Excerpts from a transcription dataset
---

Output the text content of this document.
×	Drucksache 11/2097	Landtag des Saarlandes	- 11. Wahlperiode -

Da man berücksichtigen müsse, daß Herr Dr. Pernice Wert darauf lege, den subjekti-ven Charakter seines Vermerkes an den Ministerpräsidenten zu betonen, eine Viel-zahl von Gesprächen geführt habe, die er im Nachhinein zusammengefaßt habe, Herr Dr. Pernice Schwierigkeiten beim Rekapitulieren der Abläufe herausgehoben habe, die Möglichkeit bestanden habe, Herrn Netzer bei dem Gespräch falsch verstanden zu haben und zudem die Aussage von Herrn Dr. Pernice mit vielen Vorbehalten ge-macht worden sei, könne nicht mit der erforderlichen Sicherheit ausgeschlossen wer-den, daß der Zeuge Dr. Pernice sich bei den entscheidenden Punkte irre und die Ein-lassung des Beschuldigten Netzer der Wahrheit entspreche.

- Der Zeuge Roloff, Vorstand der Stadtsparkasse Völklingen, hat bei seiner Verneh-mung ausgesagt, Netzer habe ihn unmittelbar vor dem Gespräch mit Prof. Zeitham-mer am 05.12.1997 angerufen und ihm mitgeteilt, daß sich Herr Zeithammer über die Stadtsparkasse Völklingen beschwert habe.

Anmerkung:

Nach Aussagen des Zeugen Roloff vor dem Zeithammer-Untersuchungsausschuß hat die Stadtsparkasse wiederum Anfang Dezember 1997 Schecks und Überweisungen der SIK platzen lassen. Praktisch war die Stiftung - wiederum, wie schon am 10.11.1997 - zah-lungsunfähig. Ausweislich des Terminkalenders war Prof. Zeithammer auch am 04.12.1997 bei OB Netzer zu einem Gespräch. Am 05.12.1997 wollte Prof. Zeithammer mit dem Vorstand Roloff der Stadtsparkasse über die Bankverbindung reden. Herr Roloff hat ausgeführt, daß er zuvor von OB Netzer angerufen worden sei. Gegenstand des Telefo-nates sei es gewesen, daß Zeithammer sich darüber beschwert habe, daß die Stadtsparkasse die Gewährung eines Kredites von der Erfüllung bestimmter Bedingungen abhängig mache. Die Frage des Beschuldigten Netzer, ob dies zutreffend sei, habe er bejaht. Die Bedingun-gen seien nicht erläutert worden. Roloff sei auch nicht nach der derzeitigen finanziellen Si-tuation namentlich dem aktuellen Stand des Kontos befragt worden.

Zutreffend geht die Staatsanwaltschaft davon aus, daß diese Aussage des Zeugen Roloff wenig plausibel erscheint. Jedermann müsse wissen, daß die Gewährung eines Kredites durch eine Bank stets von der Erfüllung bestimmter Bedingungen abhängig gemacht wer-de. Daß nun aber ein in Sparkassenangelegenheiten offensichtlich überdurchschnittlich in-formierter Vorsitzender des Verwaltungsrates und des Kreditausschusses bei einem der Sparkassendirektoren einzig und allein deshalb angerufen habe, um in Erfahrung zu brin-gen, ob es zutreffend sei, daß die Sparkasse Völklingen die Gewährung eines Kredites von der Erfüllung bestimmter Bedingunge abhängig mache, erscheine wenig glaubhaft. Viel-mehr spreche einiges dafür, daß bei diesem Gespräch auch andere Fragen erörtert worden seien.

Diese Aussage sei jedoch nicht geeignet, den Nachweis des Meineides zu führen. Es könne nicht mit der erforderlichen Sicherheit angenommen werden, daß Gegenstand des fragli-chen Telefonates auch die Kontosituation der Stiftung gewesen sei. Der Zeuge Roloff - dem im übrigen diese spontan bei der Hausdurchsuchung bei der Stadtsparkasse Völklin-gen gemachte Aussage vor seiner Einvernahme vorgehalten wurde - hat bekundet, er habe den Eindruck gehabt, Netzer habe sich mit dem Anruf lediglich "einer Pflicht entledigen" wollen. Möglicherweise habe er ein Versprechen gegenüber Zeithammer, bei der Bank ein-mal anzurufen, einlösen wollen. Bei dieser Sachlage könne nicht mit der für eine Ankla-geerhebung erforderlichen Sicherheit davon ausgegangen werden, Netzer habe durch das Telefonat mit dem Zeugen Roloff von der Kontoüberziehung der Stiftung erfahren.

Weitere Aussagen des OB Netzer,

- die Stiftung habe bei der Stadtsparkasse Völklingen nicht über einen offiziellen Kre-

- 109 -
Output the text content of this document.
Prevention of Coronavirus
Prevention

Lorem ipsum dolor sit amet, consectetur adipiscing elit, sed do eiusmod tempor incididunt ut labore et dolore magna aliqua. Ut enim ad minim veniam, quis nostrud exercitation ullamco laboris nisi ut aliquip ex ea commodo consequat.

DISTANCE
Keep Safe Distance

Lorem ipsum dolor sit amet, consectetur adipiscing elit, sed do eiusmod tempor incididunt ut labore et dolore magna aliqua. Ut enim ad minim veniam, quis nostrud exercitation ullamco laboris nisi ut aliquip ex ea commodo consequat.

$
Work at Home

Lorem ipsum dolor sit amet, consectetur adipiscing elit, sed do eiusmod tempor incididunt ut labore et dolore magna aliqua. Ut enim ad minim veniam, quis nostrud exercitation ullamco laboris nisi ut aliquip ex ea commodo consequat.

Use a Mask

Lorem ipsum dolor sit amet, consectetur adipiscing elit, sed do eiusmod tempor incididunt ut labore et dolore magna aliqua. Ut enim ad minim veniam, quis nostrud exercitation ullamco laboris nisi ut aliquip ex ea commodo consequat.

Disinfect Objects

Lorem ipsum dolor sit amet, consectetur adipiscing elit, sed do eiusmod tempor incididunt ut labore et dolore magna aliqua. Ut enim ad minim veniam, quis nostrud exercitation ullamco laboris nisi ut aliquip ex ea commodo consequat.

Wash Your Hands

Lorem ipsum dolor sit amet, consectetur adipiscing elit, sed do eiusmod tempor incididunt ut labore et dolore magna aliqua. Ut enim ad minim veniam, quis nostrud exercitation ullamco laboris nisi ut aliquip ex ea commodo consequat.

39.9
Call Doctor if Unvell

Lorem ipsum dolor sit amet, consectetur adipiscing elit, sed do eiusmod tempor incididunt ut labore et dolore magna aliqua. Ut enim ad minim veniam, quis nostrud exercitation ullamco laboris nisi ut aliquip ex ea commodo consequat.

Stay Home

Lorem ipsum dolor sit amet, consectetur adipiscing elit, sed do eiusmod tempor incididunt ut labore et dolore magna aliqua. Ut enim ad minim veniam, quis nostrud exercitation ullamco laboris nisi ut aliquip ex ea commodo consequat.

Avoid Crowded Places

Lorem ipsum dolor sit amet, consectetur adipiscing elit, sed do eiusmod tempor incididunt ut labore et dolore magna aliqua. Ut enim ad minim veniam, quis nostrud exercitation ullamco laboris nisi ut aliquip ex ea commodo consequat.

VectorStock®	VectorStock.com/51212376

---

Quote all of the entries verbatim.

Output the text content of this document.
×	Drucksache 11/2097	Landtag des Saarlandes	- 11. Wahlperiode -

Da man berücksichtigen müsse, daß Herr Dr. Pernice Wert darauf lege, den subjekti-ven Charakter seines Vermerkes an den Ministerpräsidenten zu betonen, eine Viel-zahl von Gesprächen geführt habe, die er im Nachhinein zusammengefaßt habe, Herr Dr. Pernice Schwierigkeiten beim Rekapitulieren der Abläufe herausgehoben habe, die Möglichkeit bestanden habe, Herrn Netzer bei dem Gespräch falsch verstanden zu haben und zudem die Aussage von Herrn Dr. Pernice mit vielen Vorbehalten ge-macht worden sei, könne nicht mit der erforderlichen Sicherheit ausgeschlossen wer-den, daß der Zeuge Dr. Pernice sich bei den entscheidenden Punkte irre und die Ein-lassung des Beschuldigten Netzer der Wahrheit entspreche.

- Der Zeuge Roloff, Vorstand der Stadtsparkasse Völklingen, hat bei seiner Verneh-mung ausgesagt, Netzer habe ihn unmittelbar vor dem Gespräch mit Prof. Zeitham-mer am 05.12.1997 angerufen und ihm mitgeteilt, daß sich Herr Zeithammer über die Stadtsparkasse Völklingen beschwert habe.

Anmerkung:

Nach Aussagen des Zeugen Roloff vor dem Zeithammer-Untersuchungsausschuß hat die Stadtsparkasse wiederum Anfang Dezember 1997 Schecks und Überweisungen der SIK platzen lassen. Praktisch war die Stiftung - wiederum, wie schon am 10.11.1997 - zah-lungsunfähig. Ausweislich des Terminkalenders war Prof. Zeithammer auch am 04.12.1997 bei OB Netzer zu einem Gespräch. Am 05.12.1997 wollte Prof. Zeithammer mit dem Vorstand Roloff der Stadtsparkasse über die Bankverbindung reden. Herr Roloff hat ausgeführt, daß er zuvor von OB Netzer angerufen worden sei. Gegenstand des Telefo-nates sei es gewesen, daß Zeithammer sich darüber beschwert habe, daß die Stadtsparkasse die Gewährung eines Kredites von der Erfüllung bestimmter Bedingungen abhängig mache. Die Frage des Beschuldigten Netzer, ob dies zutreffend sei, habe er bejaht. Die Bedingun-gen seien nicht erläutert worden. Roloff sei auch nicht nach der derzeitigen finanziellen Si-tuation namentlich dem aktuellen Stand des Kontos befragt worden.

Zutreffend geht die Staatsanwaltschaft davon aus, daß diese Aussage des Zeugen Roloff wenig plausibel erscheint. Jedermann müsse wissen, daß die Gewährung eines Kredites durch eine Bank stets von der Erfüllung bestimmter Bedingungen abhängig gemacht wer-de. Daß nun aber ein in Sparkassenangelegenheiten offensichtlich überdurchschnittlich in-formierter Vorsitzender des Verwaltungsrates und des Kreditausschusses bei einem der Sparkassendirektoren einzig und allein deshalb angerufen habe, um in Erfahrung zu brin-gen, ob es zutreffend sei, daß die Sparkasse Völklingen die Gewährung eines Kredites von der Erfüllung bestimmter Bedingunge abhängig mache, erscheine wenig glaubhaft. Viel-mehr spreche einiges dafür, daß bei diesem Gespräch auch andere Fragen erörtert worden seien.

Diese Aussage sei jedoch nicht geeignet, den Nachweis des Meineides zu führen. Es könne nicht mit der erforderlichen Sicherheit angenommen werden, daß Gegenstand des fragli-chen Telefonates auch die Kontosituation der Stiftung gewesen sei. Der Zeuge Roloff - dem im übrigen diese spontan bei der Hausdurchsuchung bei der Stadtsparkasse Völklin-gen gemachte Aussage vor seiner Einvernahme vorgehalten wurde - hat bekundet, er habe den Eindruck gehabt, Netzer habe sich mit dem Anruf lediglich "einer Pflicht entledigen" wollen. Möglicherweise habe er ein Versprechen gegenüber Zeithammer, bei der Bank ein-mal anzurufen, einlösen wollen. Bei dieser Sachlage könne nicht mit der für eine Ankla-geerhebung erforderlichen Sicherheit davon ausgegangen werden, Netzer habe durch das Telefonat mit dem Zeugen Roloff von der Kontoüberziehung der Stiftung erfahren.

Weitere Aussagen des OB Netzer,

- die Stiftung habe bei der Stadtsparkasse Völklingen nicht über einen offiziellen Kre-

- 109 -
Output the text content of this document.
Prevention of Coronavirus
Prevention

Lorem ipsum dolor sit amet, consectetur adipiscing elit, sed do eiusmod tempor incididunt ut labore et dolore magna aliqua. Ut enim ad minim veniam, quis nostrud exercitation ullamco laboris nisi ut aliquip ex ea commodo consequat.

DISTANCE
Keep Safe Distance

Lorem ipsum dolor sit amet, consectetur adipiscing elit, sed do eiusmod tempor incididunt ut labore et dolore magna aliqua. Ut enim ad minim veniam, quis nostrud exercitation ullamco laboris nisi ut aliquip ex ea commodo consequat.

$
Work at Home

Lorem ipsum dolor sit amet, consectetur adipiscing elit, sed do eiusmod tempor incididunt ut labore et dolore magna aliqua. Ut enim ad minim veniam, quis nostrud exercitation ullamco laboris nisi ut aliquip ex ea commodo consequat.

Use a Mask

Lorem ipsum dolor sit amet, consectetur adipiscing elit, sed do eiusmod tempor incididunt ut labore et dolore magna aliqua. Ut enim ad minim veniam, quis nostrud exercitation ullamco laboris nisi ut aliquip ex ea commodo consequat.

Disinfect Objects

Lorem ipsum dolor sit amet, consectetur adipiscing elit, sed do eiusmod tempor incididunt ut labore et dolore magna aliqua. Ut enim ad minim veniam, quis nostrud exercitation ullamco laboris nisi ut aliquip ex ea commodo consequat.

Wash Your Hands

Lorem ipsum dolor sit amet, consectetur adipiscing elit, sed do eiusmod tempor incididunt ut labore et dolore magna aliqua. Ut enim ad minim veniam, quis nostrud exercitation ullamco laboris nisi ut aliquip ex ea commodo consequat.

39.9
Call Doctor if Unvell

Lorem ipsum dolor sit amet, consectetur adipiscing elit, sed do eiusmod tempor incididunt ut labore et dolore magna aliqua. Ut enim ad minim veniam, quis nostrud exercitation ullamco laboris nisi ut aliquip ex ea commodo consequat.

Stay Home

Lorem ipsum dolor sit amet, consectetur adipiscing elit, sed do eiusmod tempor incididunt ut labore et dolore magna aliqua. Ut enim ad minim veniam, quis nostrud exercitation ullamco laboris nisi ut aliquip ex ea commodo consequat.

Avoid Crowded Places

Lorem ipsum dolor sit amet, consectetur adipiscing elit, sed do eiusmod tempor incididunt ut labore et dolore magna aliqua. Ut enim ad minim veniam, quis nostrud exercitation ullamco laboris nisi ut aliquip ex ea commodo consequat.

VectorStock®	VectorStock.com/51212376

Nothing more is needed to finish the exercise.